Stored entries
start

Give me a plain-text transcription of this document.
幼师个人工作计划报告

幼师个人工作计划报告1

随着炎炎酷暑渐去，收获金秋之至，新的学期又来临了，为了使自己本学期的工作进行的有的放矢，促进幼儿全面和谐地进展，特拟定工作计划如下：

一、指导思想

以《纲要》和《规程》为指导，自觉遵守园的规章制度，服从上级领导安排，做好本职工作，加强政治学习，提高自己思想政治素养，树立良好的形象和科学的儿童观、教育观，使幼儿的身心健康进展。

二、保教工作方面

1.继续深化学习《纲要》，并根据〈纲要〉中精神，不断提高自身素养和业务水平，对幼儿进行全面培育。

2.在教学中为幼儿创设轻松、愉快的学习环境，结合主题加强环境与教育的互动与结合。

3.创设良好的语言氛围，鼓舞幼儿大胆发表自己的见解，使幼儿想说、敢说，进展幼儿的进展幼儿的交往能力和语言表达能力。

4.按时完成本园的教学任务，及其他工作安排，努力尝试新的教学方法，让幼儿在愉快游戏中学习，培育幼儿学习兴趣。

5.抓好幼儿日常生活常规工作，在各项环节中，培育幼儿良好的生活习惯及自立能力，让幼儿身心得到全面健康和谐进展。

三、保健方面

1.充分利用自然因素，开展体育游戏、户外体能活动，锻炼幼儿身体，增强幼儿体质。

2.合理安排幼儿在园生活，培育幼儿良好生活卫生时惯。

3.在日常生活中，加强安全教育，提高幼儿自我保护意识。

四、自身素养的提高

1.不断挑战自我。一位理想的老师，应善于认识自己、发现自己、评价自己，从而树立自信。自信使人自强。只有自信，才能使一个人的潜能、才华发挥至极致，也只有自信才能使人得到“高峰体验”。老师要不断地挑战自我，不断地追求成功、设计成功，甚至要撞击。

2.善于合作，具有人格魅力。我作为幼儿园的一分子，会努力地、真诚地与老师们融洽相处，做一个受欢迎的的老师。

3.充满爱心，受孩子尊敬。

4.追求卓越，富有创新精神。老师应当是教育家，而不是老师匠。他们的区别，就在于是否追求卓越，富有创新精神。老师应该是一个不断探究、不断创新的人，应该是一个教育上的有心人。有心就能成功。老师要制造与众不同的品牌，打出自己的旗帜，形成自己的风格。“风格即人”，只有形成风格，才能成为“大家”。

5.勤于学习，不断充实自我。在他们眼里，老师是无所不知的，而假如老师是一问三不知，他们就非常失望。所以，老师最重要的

end

Problem to work on — Your task is to output all of the data above word for word.

Exercise answer —
Give me a plain-text transcription of this document.
幼师个人工作计划报告

幼师个人工作计划报告1

随着炎炎酷暑渐去，收获金秋之至，新的学期又来临了，为了使自己本学期的工作进行的有的放矢，促进幼儿全面和谐地进展，特拟定工作计划如下：

一、指导思想

以《纲要》和《规程》为指导，自觉遵守园的规章制度，服从上级领导安排，做好本职工作，加强政治学习，提高自己思想政治素养，树立良好的形象和科学的儿童观、教育观，使幼儿的身心健康进展。

二、保教工作方面

1.继续深化学习《纲要》，并根据〈纲要〉中精神，不断提高自身素养和业务水平，对幼儿进行全面培育。

2.在教学中为幼儿创设轻松、愉快的学习环境，结合主题加强环境与教育的互动与结合。

3.创设良好的语言氛围，鼓舞幼儿大胆发表自己的见解，使幼儿想说、敢说，进展幼儿的进展幼儿的交往能力和语言表达能力。

4.按时完成本园的教学任务，及其他工作安排，努力尝试新的教学方法，让幼儿在愉快游戏中学习，培育幼儿学习兴趣。

5.抓好幼儿日常生活常规工作，在各项环节中，培育幼儿良好的生活习惯及自立能力，让幼儿身心得到全面健康和谐进展。

三、保健方面

1.充分利用自然因素，开展体育游戏、户外体能活动，锻炼幼儿身体，增强幼儿体质。

2.合理安排幼儿在园生活，培育幼儿良好生活卫生时惯。

3.在日常生活中，加强安全教育，提高幼儿自我保护意识。

四、自身素养的提高

1.不断挑战自我。一位理想的老师，应善于认识自己、发现自己、评价自己，从而树立自信。自信使人自强。只有自信，才能使一个人的潜能、才华发挥至极致，也只有自信才能使人得到“高峰体验”。老师要不断地挑战自我，不断地追求成功、设计成功，甚至要撞击。

2.善于合作，具有人格魅力。我作为幼儿园的一分子，会努力地、真诚地与老师们融洽相处，做一个受欢迎的的老师。

3.充满爱心，受孩子尊敬。

4.追求卓越，富有创新精神。老师应当是教育家，而不是老师匠。他们的区别，就在于是否追求卓越，富有创新精神。老师应该是一个不断探究、不断创新的人，应该是一个教育上的有心人。有心就能成功。老师要制造与众不同的品牌，打出自己的旗帜，形成自己的风格。“风格即人”，只有形成风格，才能成为“大家”。

5.勤于学习，不断充实自我。在他们眼里，老师是无所不知的，而假如老师是一问三不知，他们就非常失望。所以，老师最重要的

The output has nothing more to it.